◆ **GIVEN INSTRUCTION**
Output the material below in full, exactly as it is.

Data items
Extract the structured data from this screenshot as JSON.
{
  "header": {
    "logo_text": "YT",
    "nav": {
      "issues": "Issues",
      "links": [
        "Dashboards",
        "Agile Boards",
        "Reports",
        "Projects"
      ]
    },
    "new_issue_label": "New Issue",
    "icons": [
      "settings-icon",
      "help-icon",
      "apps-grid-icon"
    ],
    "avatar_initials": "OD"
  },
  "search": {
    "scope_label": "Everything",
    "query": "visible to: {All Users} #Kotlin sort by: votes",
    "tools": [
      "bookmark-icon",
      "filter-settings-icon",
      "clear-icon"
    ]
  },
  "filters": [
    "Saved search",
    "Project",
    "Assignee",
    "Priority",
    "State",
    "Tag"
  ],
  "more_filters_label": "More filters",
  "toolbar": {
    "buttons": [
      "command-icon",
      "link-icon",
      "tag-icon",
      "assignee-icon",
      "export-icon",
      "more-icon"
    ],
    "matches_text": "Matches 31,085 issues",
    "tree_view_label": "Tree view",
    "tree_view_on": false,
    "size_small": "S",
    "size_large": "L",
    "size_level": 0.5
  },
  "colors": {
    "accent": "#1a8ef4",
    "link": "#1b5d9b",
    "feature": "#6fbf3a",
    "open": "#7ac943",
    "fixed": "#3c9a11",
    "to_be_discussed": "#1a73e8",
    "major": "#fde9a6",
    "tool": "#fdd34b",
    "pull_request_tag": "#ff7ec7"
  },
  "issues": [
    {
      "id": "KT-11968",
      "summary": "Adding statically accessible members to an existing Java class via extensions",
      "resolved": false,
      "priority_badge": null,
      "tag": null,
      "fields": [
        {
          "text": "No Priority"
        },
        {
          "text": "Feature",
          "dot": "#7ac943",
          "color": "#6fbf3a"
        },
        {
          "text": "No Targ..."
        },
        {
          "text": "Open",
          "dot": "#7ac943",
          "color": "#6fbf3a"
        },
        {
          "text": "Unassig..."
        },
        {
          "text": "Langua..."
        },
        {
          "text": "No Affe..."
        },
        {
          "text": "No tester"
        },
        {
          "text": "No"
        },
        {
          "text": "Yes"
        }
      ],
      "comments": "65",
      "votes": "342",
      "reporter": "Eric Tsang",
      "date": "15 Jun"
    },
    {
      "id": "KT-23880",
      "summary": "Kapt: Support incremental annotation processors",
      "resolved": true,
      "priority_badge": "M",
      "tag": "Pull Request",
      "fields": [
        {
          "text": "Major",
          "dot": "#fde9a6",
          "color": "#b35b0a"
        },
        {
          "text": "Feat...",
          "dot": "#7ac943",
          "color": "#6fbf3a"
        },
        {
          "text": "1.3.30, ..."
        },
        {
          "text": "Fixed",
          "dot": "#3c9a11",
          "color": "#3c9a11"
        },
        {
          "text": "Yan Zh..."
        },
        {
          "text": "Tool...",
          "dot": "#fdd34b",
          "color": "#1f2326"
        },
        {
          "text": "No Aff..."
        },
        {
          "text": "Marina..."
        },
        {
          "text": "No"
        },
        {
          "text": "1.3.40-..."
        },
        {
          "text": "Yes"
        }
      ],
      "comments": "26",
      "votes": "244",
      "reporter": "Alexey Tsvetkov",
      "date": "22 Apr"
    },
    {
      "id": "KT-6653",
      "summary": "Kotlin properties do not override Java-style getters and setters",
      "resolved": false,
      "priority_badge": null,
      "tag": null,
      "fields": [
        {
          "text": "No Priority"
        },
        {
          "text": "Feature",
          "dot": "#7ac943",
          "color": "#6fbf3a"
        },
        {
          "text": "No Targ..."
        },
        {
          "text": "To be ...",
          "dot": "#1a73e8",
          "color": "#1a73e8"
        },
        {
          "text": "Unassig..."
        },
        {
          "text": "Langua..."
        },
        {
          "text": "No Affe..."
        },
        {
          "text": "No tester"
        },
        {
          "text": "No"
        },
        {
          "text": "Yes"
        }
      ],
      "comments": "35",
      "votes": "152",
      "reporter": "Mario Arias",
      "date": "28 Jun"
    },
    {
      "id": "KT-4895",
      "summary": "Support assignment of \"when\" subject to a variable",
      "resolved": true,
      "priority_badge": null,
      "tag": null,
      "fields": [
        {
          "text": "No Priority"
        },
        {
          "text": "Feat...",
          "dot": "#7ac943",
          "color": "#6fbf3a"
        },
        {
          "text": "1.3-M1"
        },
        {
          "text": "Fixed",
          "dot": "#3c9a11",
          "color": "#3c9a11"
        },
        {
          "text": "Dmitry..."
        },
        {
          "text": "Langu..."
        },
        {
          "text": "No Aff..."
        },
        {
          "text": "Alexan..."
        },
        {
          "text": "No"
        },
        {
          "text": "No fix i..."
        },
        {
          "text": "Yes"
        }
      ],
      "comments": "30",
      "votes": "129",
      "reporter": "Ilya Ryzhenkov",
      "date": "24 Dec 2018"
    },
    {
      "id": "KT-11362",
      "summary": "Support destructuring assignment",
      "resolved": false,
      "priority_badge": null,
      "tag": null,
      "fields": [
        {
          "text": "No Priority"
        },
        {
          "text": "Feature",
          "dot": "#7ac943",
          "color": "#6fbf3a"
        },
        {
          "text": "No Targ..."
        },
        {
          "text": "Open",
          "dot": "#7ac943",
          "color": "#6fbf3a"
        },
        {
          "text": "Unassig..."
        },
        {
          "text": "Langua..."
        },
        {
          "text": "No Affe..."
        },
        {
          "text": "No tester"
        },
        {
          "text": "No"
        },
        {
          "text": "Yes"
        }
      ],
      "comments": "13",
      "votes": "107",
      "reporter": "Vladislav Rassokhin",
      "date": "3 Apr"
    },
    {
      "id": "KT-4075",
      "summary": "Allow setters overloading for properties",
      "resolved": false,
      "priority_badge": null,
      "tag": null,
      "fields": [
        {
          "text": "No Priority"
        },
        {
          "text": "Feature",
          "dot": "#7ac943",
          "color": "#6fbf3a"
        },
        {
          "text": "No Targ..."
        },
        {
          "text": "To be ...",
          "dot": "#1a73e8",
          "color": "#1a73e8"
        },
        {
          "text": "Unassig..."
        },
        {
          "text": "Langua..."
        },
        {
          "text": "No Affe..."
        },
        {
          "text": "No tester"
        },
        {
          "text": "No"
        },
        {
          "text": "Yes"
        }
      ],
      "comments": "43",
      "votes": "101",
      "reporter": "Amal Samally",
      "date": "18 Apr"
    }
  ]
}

◆ **FINAL ANSWER**
Extract the structured data from this screenshot as JSON.
{
  "header": {
    "logo_text": "YT",
    "nav": {
      "issues": "Issues",
      "links": [
        "Dashboards",
        "Agile Boards",
        "Reports",
        "Projects"
      ]
    },
    "new_issue_label": "New Issue",
    "icons": [
      "settings-icon",
      "help-icon",
      "apps-grid-icon"
    ],
    "avatar_initials": "OD"
  },
  "search": {
    "scope_label": "Everything",
    "query": "visible to: {All Users} #Kotlin sort by: votes",
    "tools": [
      "bookmark-icon",
      "filter-settings-icon",
      "clear-icon"
    ]
  },
  "filters": [
    "Saved search",
    "Project",
    "Assignee",
    "Priority",
    "State",
    "Tag"
  ],
  "more_filters_label": "More filters",
  "toolbar": {
    "buttons": [
      "command-icon",
      "link-icon",
      "tag-icon",
      "assignee-icon",
      "export-icon",
      "more-icon"
    ],
    "matches_text": "Matches 31,085 issues",
    "tree_view_label": "Tree view",
    "tree_view_on": false,
    "size_small": "S",
    "size_large": "L",
    "size_level": 0.5
  },
  "colors": {
    "accent": "#1a8ef4",
    "link": "#1b5d9b",
    "feature": "#6fbf3a",
    "open": "#7ac943",
    "fixed": "#3c9a11",
    "to_be_discussed": "#1a73e8",
    "major": "#fde9a6",
    "tool": "#fdd34b",
    "pull_request_tag": "#ff7ec7"
  },
  "issues": [
    {
      "id": "KT-11968",
      "summary": "Adding statically accessible members to an existing Java class via extensions",
      "resolved": false,
      "priority_badge": null,
      "tag": null,
      "fields": [
        {
          "text": "No Priority"
        },
        {
          "text": "Feature",
          "dot": "#7ac943",
          "color": "#6fbf3a"
        },
        {
          "text": "No Targ..."
        },
        {
          "text": "Open",
          "dot": "#7ac943",
          "color": "#6fbf3a"
        },
        {
          "text": "Unassig..."
        },
        {
          "text": "Langua..."
        },
        {
          "text": "No Affe..."
        },
        {
          "text": "No tester"
        },
        {
          "text": "No"
        },
        {
          "text": "Yes"
        }
      ],
      "comments": "65",
      "votes": "342",
      "reporter": "Eric Tsang",
      "date": "15 Jun"
    },
    {
      "id": "KT-23880",
      "summary": "Kapt: Support incremental annotation processors",
      "resolved": true,
      "priority_badge": "M",
      "tag": "Pull Request",
      "fields": [
        {
          "text": "Major",
          "dot": "#fde9a6",
          "color": "#b35b0a"
        },
        {
          "text": "Feat...",
          "dot": "#7ac943",
          "color": "#6fbf3a"
        },
        {
          "text": "1.3.30, ..."
        },
        {
          "text": "Fixed",
          "dot": "#3c9a11",
          "color": "#3c9a11"
        },
        {
          "text": "Yan Zh..."
        },
        {
          "text": "Tool...",
          "dot": "#fdd34b",
          "color": "#1f2326"
        },
        {
          "text": "No Aff..."
        },
        {
          "text": "Marina..."
        },
        {
          "text": "No"
        },
        {
          "text": "1.3.40-..."
        },
        {
          "text": "Yes"
        }
      ],
      "comments": "26",
      "votes": "244",
      "reporter": "Alexey Tsvetkov",
      "date": "22 Apr"
    },
    {
      "id": "KT-6653",
      "summary": "Kotlin properties do not override Java-style getters and setters",
      "resolved": false,
      "priority_badge": null,
      "tag": null,
      "fields": [
        {
          "text": "No Priority"
        },
        {
          "text": "Feature",
          "dot": "#7ac943",
          "color": "#6fbf3a"
        },
        {
          "text": "No Targ..."
        },
        {
          "text": "To be ...",
          "dot": "#1a73e8",
          "color": "#1a73e8"
        },
        {
          "text": "Unassig..."
        },
        {
          "text": "Langua..."
        },
        {
          "text": "No Affe..."
        },
        {
          "text": "No tester"
        },
        {
          "text": "No"
        },
        {
          "text": "Yes"
        }
      ],
      "comments": "35",
      "votes": "152",
      "reporter": "Mario Arias",
      "date": "28 Jun"
    },
    {
      "id": "KT-4895",
      "summary": "Support assignment of \"when\" subject to a variable",
      "resolved": true,
      "priority_badge": null,
      "tag": null,
      "fields": [
        {
          "text": "No Priority"
        },
        {
          "text": "Feat...",
          "dot": "#7ac943",
          "color": "#6fbf3a"
        },
        {
          "text": "1.3-M1"
        },
        {
          "text": "Fixed",
          "dot": "#3c9a11",
          "color": "#3c9a11"
        },
        {
          "text": "Dmitry..."
        },
        {
          "text": "Langu..."
        },
        {
          "text": "No Aff..."
        },
        {
          "text": "Alexan..."
        },
        {
          "text": "No"
        },
        {
          "text": "No fix i..."
        },
        {
          "text": "Yes"
        }
      ],
      "comments": "30",
      "votes": "129",
      "reporter": "Ilya Ryzhenkov",
      "date": "24 Dec 2018"
    },
    {
      "id": "KT-11362",
      "summary": "Support destructuring assignment",
      "resolved": false,
      "priority_badge": null,
      "tag": null,
      "fields": [
        {
          "text": "No Priority"
        },
        {
          "text": "Feature",
          "dot": "#7ac943",
          "color": "#6fbf3a"
        },
        {
          "text": "No Targ..."
        },
        {
          "text": "Open",
          "dot": "#7ac943",
          "color": "#6fbf3a"
        },
        {
          "text": "Unassig..."
        },
        {
          "text": "Langua..."
        },
        {
          "text": "No Affe..."
        },
        {
          "text": "No tester"
        },
        {
          "text": "No"
        },
        {
          "text": "Yes"
        }
      ],
      "comments": "13",
      "votes": "107",
      "reporter": "Vladislav Rassokhin",
      "date": "3 Apr"
    },
    {
      "id": "KT-4075",
      "summary": "Allow setters overloading for properties",
      "resolved": false,
      "priority_badge": null,
      "tag": null,
      "fields": [
        {
          "text": "No Priority"
        },
        {
          "text": "Feature",
          "dot": "#7ac943",
          "color": "#6fbf3a"
        },
        {
          "text": "No Targ..."
        },
        {
          "text": "To be ...",
          "dot": "#1a73e8",
          "color": "#1a73e8"
        },
        {
          "text": "Unassig..."
        },
        {
          "text": "Langua..."
        },
        {
          "text": "No Affe..."
        },
        {
          "text": "No tester"
        },
        {
          "text": "No"
        },
        {
          "text": "Yes"
        }
      ],
      "comments": "43",
      "votes": "101",
      "reporter": "Amal Samally",
      "date": "18 Apr"
    }
  ]
}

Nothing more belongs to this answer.